TASK DETAILS — In the entries below, find every line with "text" and copy it.

(Items listed in a dataset)
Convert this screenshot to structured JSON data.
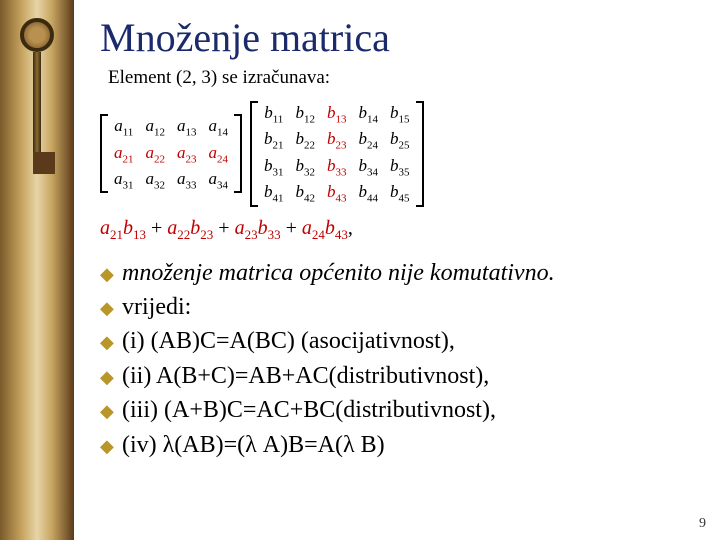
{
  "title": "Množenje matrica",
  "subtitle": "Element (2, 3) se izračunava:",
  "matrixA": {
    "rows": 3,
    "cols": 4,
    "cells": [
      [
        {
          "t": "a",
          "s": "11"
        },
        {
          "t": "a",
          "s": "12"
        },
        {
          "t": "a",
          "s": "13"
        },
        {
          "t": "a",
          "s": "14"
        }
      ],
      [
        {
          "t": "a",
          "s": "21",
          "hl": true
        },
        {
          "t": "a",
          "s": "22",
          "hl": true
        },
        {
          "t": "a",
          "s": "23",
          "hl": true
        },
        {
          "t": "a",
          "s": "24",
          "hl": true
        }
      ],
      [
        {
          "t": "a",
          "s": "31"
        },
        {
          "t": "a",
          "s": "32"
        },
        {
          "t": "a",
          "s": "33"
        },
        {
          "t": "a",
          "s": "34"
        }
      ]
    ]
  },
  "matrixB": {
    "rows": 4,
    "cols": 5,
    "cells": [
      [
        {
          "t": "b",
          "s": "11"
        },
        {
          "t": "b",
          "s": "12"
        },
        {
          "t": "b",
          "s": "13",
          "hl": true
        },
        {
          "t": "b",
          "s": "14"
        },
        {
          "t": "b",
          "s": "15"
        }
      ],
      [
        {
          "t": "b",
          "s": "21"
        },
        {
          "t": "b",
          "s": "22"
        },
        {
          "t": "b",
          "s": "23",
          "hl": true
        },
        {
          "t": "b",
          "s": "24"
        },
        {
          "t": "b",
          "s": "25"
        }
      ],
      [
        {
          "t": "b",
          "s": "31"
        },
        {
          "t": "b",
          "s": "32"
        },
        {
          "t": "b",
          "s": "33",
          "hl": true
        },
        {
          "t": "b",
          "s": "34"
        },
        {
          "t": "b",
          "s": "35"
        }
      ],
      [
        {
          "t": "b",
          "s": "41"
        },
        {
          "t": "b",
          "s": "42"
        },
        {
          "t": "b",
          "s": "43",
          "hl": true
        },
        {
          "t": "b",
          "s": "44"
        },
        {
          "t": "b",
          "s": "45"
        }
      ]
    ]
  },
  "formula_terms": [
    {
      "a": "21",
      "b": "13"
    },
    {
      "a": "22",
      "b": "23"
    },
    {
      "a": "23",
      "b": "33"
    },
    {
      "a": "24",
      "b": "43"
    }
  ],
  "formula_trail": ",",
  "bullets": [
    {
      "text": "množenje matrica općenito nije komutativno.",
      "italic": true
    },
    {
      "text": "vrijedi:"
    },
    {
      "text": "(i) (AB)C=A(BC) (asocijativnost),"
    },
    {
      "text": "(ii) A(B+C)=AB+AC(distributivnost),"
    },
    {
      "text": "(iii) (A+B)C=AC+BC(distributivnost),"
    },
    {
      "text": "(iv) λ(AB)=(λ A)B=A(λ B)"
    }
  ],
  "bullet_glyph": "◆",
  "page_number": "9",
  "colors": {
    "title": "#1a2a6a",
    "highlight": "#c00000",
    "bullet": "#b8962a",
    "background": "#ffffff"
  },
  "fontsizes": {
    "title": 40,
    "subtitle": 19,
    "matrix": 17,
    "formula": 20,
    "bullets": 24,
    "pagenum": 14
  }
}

RESULT OF THE EXERCISE —
      "text": "množenje matrica općenito nije komutativno.",
      "text": "vrijedi:"
      "text": "(i) (AB)C=A(BC) (asocijativnost),"
      "text": "(ii) A(B+C)=AB+AC(distributivnost),"
      "text": "(iii) (A+B)C=AC+BC(distributivnost),"
      "text": "(iv) λ(AB)=(λ A)B=A(λ B)"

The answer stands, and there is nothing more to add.